- WHAT NEEDS TO BE DONE -
Word for word, repeat the entries, minus the pictures.

- DATA RECORDS -
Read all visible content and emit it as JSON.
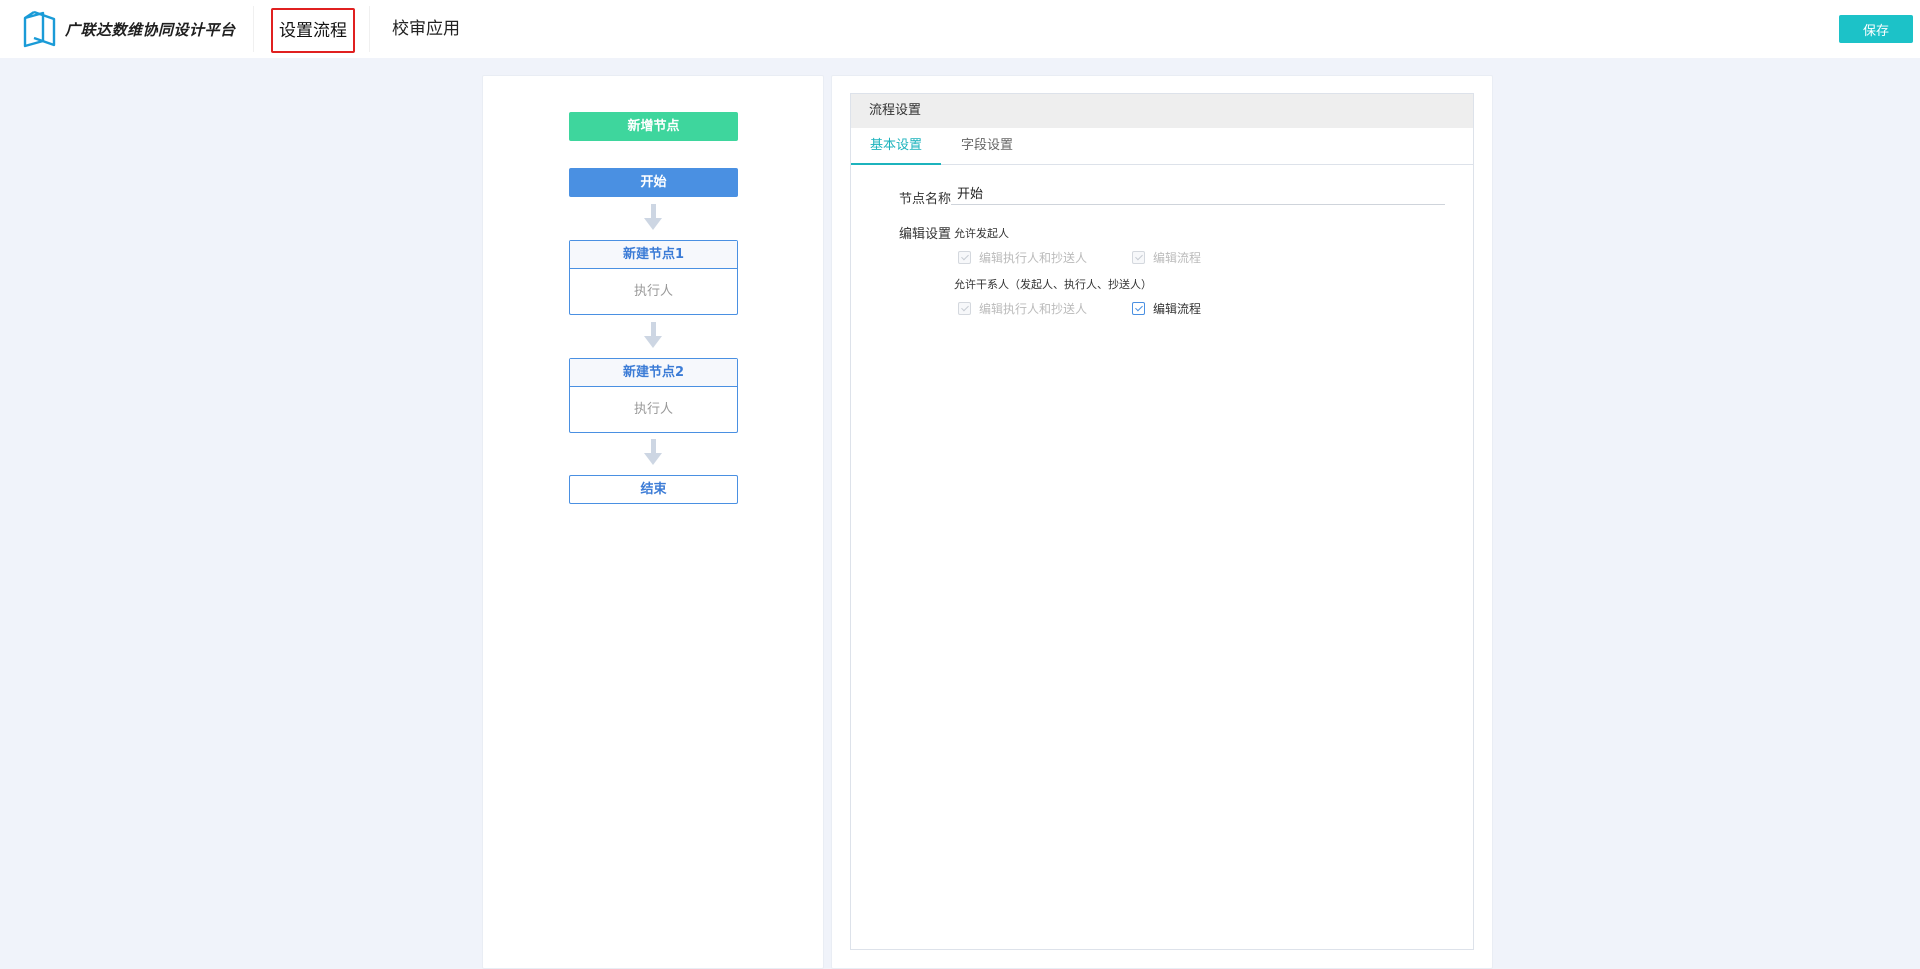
{
  "header": {
    "brand_name": "广联达数维协同设计平台",
    "brand_icon": "cube-logo-icon",
    "tabs": [
      {
        "label": "设置流程",
        "active": true
      },
      {
        "label": "校审应用",
        "active": false
      }
    ],
    "save_label": "保存"
  },
  "flow": {
    "add_node_label": "新增节点",
    "start_label": "开始",
    "nodes": [
      {
        "title": "新建节点1",
        "role": "执行人"
      },
      {
        "title": "新建节点2",
        "role": "执行人"
      }
    ],
    "end_label": "结束",
    "arrow_icon": "arrow-down-icon"
  },
  "settings": {
    "panel_title": "流程设置",
    "tabs": [
      {
        "label": "基本设置",
        "active": true
      },
      {
        "label": "字段设置",
        "active": false
      }
    ],
    "node_name_label": "节点名称",
    "node_name_value": "开始",
    "edit_settings_label": "编辑设置",
    "groups": [
      {
        "label": "允许发起人",
        "options": [
          {
            "label": "编辑执行人和抄送人",
            "checked": true,
            "disabled": true
          },
          {
            "label": "编辑流程",
            "checked": true,
            "disabled": true
          }
        ]
      },
      {
        "label": "允许干系人（发起人、执行人、抄送人）",
        "options": [
          {
            "label": "编辑执行人和抄送人",
            "checked": true,
            "disabled": true
          },
          {
            "label": "编辑流程",
            "checked": true,
            "disabled": false
          }
        ]
      }
    ]
  },
  "colors": {
    "accent": "#1cc2c8",
    "node_blue": "#4a90e2",
    "add_green": "#3ed69d",
    "highlight_red": "#e02020",
    "page_bg": "#f0f3fa"
  }
}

- SOLUTION TO THIS EXERCISE -
Read all visible content and emit it as JSON.
{
  "header": {
    "brand_name": "广联达数维协同设计平台",
    "brand_icon": "cube-logo-icon",
    "tabs": [
      {
        "label": "设置流程",
        "active": true
      },
      {
        "label": "校审应用",
        "active": false
      }
    ],
    "save_label": "保存"
  },
  "flow": {
    "add_node_label": "新增节点",
    "start_label": "开始",
    "nodes": [
      {
        "title": "新建节点1",
        "role": "执行人"
      },
      {
        "title": "新建节点2",
        "role": "执行人"
      }
    ],
    "end_label": "结束",
    "arrow_icon": "arrow-down-icon"
  },
  "settings": {
    "panel_title": "流程设置",
    "tabs": [
      {
        "label": "基本设置",
        "active": true
      },
      {
        "label": "字段设置",
        "active": false
      }
    ],
    "node_name_label": "节点名称",
    "node_name_value": "开始",
    "edit_settings_label": "编辑设置",
    "groups": [
      {
        "label": "允许发起人",
        "options": [
          {
            "label": "编辑执行人和抄送人",
            "checked": true,
            "disabled": true
          },
          {
            "label": "编辑流程",
            "checked": true,
            "disabled": true
          }
        ]
      },
      {
        "label": "允许干系人（发起人、执行人、抄送人）",
        "options": [
          {
            "label": "编辑执行人和抄送人",
            "checked": true,
            "disabled": true
          },
          {
            "label": "编辑流程",
            "checked": true,
            "disabled": false
          }
        ]
      }
    ]
  },
  "colors": {
    "accent": "#1cc2c8",
    "node_blue": "#4a90e2",
    "add_green": "#3ed69d",
    "highlight_red": "#e02020",
    "page_bg": "#f0f3fa"
  }
}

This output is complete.